Figure content listings:
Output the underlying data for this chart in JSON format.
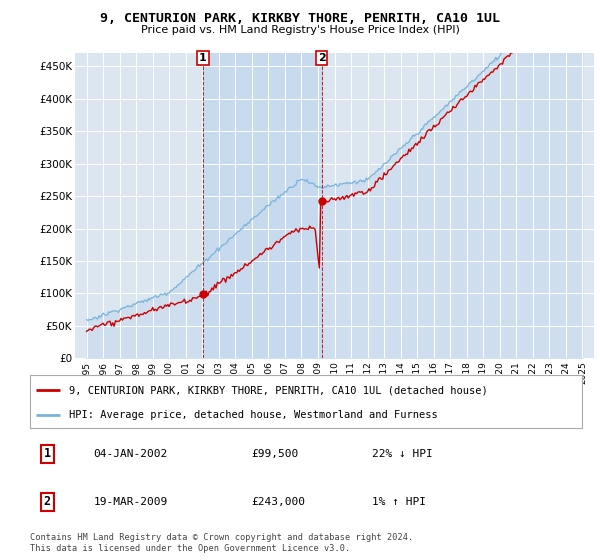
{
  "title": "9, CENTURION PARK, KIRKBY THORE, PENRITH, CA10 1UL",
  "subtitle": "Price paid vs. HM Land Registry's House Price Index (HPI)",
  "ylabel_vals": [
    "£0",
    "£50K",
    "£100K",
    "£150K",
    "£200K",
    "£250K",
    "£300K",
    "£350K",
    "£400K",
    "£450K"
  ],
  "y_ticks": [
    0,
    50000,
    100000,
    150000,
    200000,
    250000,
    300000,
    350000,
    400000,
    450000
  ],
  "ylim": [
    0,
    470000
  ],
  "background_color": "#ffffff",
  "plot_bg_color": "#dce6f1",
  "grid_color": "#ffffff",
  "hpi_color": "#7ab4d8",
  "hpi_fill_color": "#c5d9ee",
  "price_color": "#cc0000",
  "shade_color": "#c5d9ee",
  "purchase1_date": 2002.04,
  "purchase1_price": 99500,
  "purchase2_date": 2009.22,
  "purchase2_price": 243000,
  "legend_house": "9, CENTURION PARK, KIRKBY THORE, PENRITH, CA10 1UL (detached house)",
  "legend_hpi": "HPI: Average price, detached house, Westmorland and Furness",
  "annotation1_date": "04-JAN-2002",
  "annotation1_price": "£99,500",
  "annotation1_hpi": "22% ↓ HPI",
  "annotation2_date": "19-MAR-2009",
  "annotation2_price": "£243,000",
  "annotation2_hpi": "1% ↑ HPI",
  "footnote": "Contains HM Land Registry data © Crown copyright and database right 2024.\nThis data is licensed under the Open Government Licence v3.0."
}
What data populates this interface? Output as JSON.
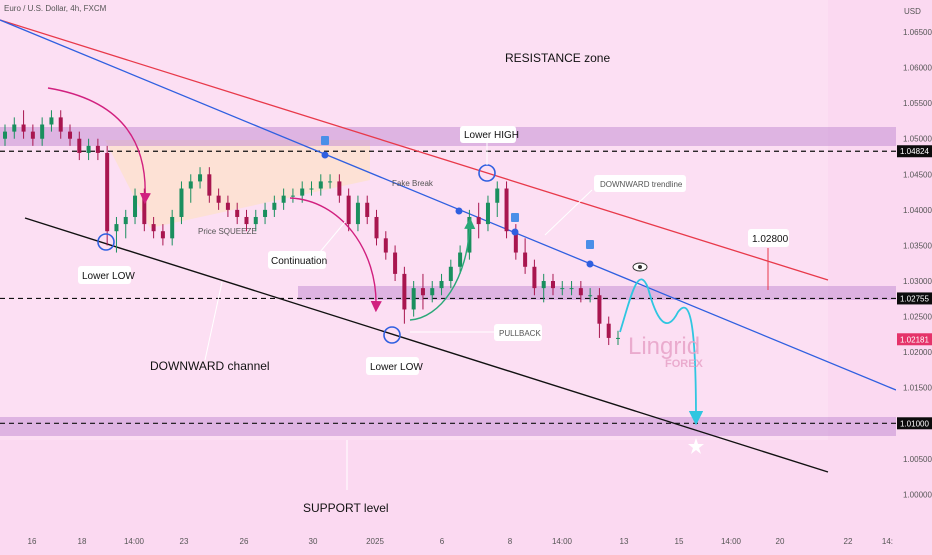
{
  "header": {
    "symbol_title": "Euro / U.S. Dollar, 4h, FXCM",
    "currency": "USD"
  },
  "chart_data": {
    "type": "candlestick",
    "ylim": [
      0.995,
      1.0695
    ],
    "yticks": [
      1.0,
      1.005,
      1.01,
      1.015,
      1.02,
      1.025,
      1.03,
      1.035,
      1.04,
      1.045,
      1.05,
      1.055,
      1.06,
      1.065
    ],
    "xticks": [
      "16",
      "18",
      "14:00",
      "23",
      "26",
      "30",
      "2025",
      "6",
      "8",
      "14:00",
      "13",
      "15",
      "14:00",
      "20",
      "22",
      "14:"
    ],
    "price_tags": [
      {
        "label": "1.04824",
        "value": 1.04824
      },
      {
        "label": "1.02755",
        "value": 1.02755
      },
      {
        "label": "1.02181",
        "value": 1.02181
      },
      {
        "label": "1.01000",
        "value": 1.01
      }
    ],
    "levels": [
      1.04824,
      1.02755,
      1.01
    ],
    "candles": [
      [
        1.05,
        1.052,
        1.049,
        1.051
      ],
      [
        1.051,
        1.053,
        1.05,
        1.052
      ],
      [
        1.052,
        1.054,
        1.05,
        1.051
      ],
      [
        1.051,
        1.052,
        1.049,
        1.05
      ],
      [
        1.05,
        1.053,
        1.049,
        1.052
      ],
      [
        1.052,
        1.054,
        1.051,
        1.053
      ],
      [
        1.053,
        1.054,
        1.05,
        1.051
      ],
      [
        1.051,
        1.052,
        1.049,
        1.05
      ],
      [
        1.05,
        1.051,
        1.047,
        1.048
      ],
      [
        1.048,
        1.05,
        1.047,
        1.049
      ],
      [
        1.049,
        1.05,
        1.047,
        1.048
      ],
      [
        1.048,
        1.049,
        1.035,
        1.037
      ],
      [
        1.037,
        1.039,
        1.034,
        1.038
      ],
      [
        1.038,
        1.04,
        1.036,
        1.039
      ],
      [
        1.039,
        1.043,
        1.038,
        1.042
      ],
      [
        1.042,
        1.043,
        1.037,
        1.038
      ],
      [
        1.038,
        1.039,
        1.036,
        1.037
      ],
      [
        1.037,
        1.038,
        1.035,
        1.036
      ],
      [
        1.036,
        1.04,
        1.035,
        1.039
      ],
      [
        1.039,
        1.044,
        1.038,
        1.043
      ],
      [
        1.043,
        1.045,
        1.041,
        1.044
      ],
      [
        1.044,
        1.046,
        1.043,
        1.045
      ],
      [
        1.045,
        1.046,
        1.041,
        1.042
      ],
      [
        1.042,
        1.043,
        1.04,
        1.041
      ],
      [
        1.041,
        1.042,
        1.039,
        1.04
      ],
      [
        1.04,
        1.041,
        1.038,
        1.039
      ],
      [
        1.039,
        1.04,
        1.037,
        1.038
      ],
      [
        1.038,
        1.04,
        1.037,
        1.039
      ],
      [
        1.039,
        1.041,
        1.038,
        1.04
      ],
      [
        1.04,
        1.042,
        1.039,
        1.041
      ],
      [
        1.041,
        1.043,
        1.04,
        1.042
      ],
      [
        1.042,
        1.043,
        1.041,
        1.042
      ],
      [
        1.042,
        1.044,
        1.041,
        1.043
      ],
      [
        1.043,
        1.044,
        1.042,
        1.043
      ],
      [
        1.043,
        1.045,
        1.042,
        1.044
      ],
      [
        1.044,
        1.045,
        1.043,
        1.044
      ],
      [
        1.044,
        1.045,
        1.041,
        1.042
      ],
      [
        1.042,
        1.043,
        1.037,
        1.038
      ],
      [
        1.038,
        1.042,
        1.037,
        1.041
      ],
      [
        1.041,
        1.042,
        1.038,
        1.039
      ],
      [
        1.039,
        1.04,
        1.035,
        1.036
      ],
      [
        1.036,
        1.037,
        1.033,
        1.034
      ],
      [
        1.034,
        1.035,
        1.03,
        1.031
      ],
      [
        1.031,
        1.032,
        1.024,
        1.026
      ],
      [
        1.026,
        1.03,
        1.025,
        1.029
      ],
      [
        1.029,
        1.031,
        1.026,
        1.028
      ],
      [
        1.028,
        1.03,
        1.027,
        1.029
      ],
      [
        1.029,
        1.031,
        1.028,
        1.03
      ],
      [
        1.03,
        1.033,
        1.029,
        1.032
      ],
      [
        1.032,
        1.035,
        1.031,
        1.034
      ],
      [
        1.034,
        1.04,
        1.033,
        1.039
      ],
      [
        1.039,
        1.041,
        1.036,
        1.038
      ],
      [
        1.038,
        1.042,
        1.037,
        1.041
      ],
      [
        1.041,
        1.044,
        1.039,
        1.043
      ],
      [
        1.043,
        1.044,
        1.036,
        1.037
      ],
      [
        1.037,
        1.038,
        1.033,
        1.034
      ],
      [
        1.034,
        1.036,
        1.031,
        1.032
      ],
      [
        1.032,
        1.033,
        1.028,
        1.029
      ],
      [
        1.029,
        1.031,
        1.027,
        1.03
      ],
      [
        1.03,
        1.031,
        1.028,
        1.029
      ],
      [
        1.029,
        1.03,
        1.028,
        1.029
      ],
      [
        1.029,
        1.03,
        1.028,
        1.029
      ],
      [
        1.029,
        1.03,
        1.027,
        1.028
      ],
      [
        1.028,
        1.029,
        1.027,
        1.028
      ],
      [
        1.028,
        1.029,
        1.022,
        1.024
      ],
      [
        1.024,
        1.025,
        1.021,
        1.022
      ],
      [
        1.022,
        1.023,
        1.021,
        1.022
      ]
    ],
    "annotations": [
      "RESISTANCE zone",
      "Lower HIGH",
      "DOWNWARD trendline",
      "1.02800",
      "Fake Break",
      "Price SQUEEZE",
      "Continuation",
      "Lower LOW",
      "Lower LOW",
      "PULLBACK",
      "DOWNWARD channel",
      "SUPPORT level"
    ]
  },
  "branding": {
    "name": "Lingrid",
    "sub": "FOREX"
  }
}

*TASK DETAILS*
Quote the preceding listing precisely and completely, omitting its images.

*PROBLEM SOLUTION*
Output the underlying data for this chart in JSON format.
{
  "title": "9, CENTURION PARK, KIRKBY THORE, PENRITH, CA10 1UL",
  "subtitle": "Price paid vs. HM Land Registry's House Price Index (HPI)",
  "ylabel_vals": [
    "£0",
    "£50K",
    "£100K",
    "£150K",
    "£200K",
    "£250K",
    "£300K",
    "£350K",
    "£400K",
    "£450K"
  ],
  "y_ticks": [
    0,
    50000,
    100000,
    150000,
    200000,
    250000,
    300000,
    350000,
    400000,
    450000
  ],
  "ylim": [
    0,
    470000
  ],
  "background_color": "#ffffff",
  "plot_bg_color": "#dce6f1",
  "grid_color": "#ffffff",
  "hpi_color": "#7ab4d8",
  "hpi_fill_color": "#c5d9ee",
  "price_color": "#cc0000",
  "shade_color": "#c5d9ee",
  "purchase1_date": 2002.04,
  "purchase1_price": 99500,
  "purchase2_date": 2009.22,
  "purchase2_price": 243000,
  "legend_house": "9, CENTURION PARK, KIRKBY THORE, PENRITH, CA10 1UL (detached house)",
  "legend_hpi": "HPI: Average price, detached house, Westmorland and Furness",
  "annotation1_date": "04-JAN-2002",
  "annotation1_price": "£99,500",
  "annotation1_hpi": "22% ↓ HPI",
  "annotation2_date": "19-MAR-2009",
  "annotation2_price": "£243,000",
  "annotation2_hpi": "1% ↑ HPI",
  "footnote": "Contains HM Land Registry data © Crown copyright and database right 2024.\nThis data is licensed under the Open Government Licence v3.0."
}
What data populates this interface? Output as JSON.
{
  "header": {
    "symbol_title": "Euro / U.S. Dollar, 4h, FXCM",
    "currency": "USD"
  },
  "chart_data": {
    "type": "candlestick",
    "ylim": [
      0.995,
      1.0695
    ],
    "yticks": [
      1.0,
      1.005,
      1.01,
      1.015,
      1.02,
      1.025,
      1.03,
      1.035,
      1.04,
      1.045,
      1.05,
      1.055,
      1.06,
      1.065
    ],
    "xticks": [
      "16",
      "18",
      "14:00",
      "23",
      "26",
      "30",
      "2025",
      "6",
      "8",
      "14:00",
      "13",
      "15",
      "14:00",
      "20",
      "22",
      "14:"
    ],
    "price_tags": [
      {
        "label": "1.04824",
        "value": 1.04824
      },
      {
        "label": "1.02755",
        "value": 1.02755
      },
      {
        "label": "1.02181",
        "value": 1.02181
      },
      {
        "label": "1.01000",
        "value": 1.01
      }
    ],
    "levels": [
      1.04824,
      1.02755,
      1.01
    ],
    "candles": [
      [
        1.05,
        1.052,
        1.049,
        1.051
      ],
      [
        1.051,
        1.053,
        1.05,
        1.052
      ],
      [
        1.052,
        1.054,
        1.05,
        1.051
      ],
      [
        1.051,
        1.052,
        1.049,
        1.05
      ],
      [
        1.05,
        1.053,
        1.049,
        1.052
      ],
      [
        1.052,
        1.054,
        1.051,
        1.053
      ],
      [
        1.053,
        1.054,
        1.05,
        1.051
      ],
      [
        1.051,
        1.052,
        1.049,
        1.05
      ],
      [
        1.05,
        1.051,
        1.047,
        1.048
      ],
      [
        1.048,
        1.05,
        1.047,
        1.049
      ],
      [
        1.049,
        1.05,
        1.047,
        1.048
      ],
      [
        1.048,
        1.049,
        1.035,
        1.037
      ],
      [
        1.037,
        1.039,
        1.034,
        1.038
      ],
      [
        1.038,
        1.04,
        1.036,
        1.039
      ],
      [
        1.039,
        1.043,
        1.038,
        1.042
      ],
      [
        1.042,
        1.043,
        1.037,
        1.038
      ],
      [
        1.038,
        1.039,
        1.036,
        1.037
      ],
      [
        1.037,
        1.038,
        1.035,
        1.036
      ],
      [
        1.036,
        1.04,
        1.035,
        1.039
      ],
      [
        1.039,
        1.044,
        1.038,
        1.043
      ],
      [
        1.043,
        1.045,
        1.041,
        1.044
      ],
      [
        1.044,
        1.046,
        1.043,
        1.045
      ],
      [
        1.045,
        1.046,
        1.041,
        1.042
      ],
      [
        1.042,
        1.043,
        1.04,
        1.041
      ],
      [
        1.041,
        1.042,
        1.039,
        1.04
      ],
      [
        1.04,
        1.041,
        1.038,
        1.039
      ],
      [
        1.039,
        1.04,
        1.037,
        1.038
      ],
      [
        1.038,
        1.04,
        1.037,
        1.039
      ],
      [
        1.039,
        1.041,
        1.038,
        1.04
      ],
      [
        1.04,
        1.042,
        1.039,
        1.041
      ],
      [
        1.041,
        1.043,
        1.04,
        1.042
      ],
      [
        1.042,
        1.043,
        1.041,
        1.042
      ],
      [
        1.042,
        1.044,
        1.041,
        1.043
      ],
      [
        1.043,
        1.044,
        1.042,
        1.043
      ],
      [
        1.043,
        1.045,
        1.042,
        1.044
      ],
      [
        1.044,
        1.045,
        1.043,
        1.044
      ],
      [
        1.044,
        1.045,
        1.041,
        1.042
      ],
      [
        1.042,
        1.043,
        1.037,
        1.038
      ],
      [
        1.038,
        1.042,
        1.037,
        1.041
      ],
      [
        1.041,
        1.042,
        1.038,
        1.039
      ],
      [
        1.039,
        1.04,
        1.035,
        1.036
      ],
      [
        1.036,
        1.037,
        1.033,
        1.034
      ],
      [
        1.034,
        1.035,
        1.03,
        1.031
      ],
      [
        1.031,
        1.032,
        1.024,
        1.026
      ],
      [
        1.026,
        1.03,
        1.025,
        1.029
      ],
      [
        1.029,
        1.031,
        1.026,
        1.028
      ],
      [
        1.028,
        1.03,
        1.027,
        1.029
      ],
      [
        1.029,
        1.031,
        1.028,
        1.03
      ],
      [
        1.03,
        1.033,
        1.029,
        1.032
      ],
      [
        1.032,
        1.035,
        1.031,
        1.034
      ],
      [
        1.034,
        1.04,
        1.033,
        1.039
      ],
      [
        1.039,
        1.041,
        1.036,
        1.038
      ],
      [
        1.038,
        1.042,
        1.037,
        1.041
      ],
      [
        1.041,
        1.044,
        1.039,
        1.043
      ],
      [
        1.043,
        1.044,
        1.036,
        1.037
      ],
      [
        1.037,
        1.038,
        1.033,
        1.034
      ],
      [
        1.034,
        1.036,
        1.031,
        1.032
      ],
      [
        1.032,
        1.033,
        1.028,
        1.029
      ],
      [
        1.029,
        1.031,
        1.027,
        1.03
      ],
      [
        1.03,
        1.031,
        1.028,
        1.029
      ],
      [
        1.029,
        1.03,
        1.028,
        1.029
      ],
      [
        1.029,
        1.03,
        1.028,
        1.029
      ],
      [
        1.029,
        1.03,
        1.027,
        1.028
      ],
      [
        1.028,
        1.029,
        1.027,
        1.028
      ],
      [
        1.028,
        1.029,
        1.022,
        1.024
      ],
      [
        1.024,
        1.025,
        1.021,
        1.022
      ],
      [
        1.022,
        1.023,
        1.021,
        1.022
      ]
    ],
    "annotations": [
      "RESISTANCE zone",
      "Lower HIGH",
      "DOWNWARD trendline",
      "1.02800",
      "Fake Break",
      "Price SQUEEZE",
      "Continuation",
      "Lower LOW",
      "Lower LOW",
      "PULLBACK",
      "DOWNWARD channel",
      "SUPPORT level"
    ]
  },
  "branding": {
    "name": "Lingrid",
    "sub": "FOREX"
  }
}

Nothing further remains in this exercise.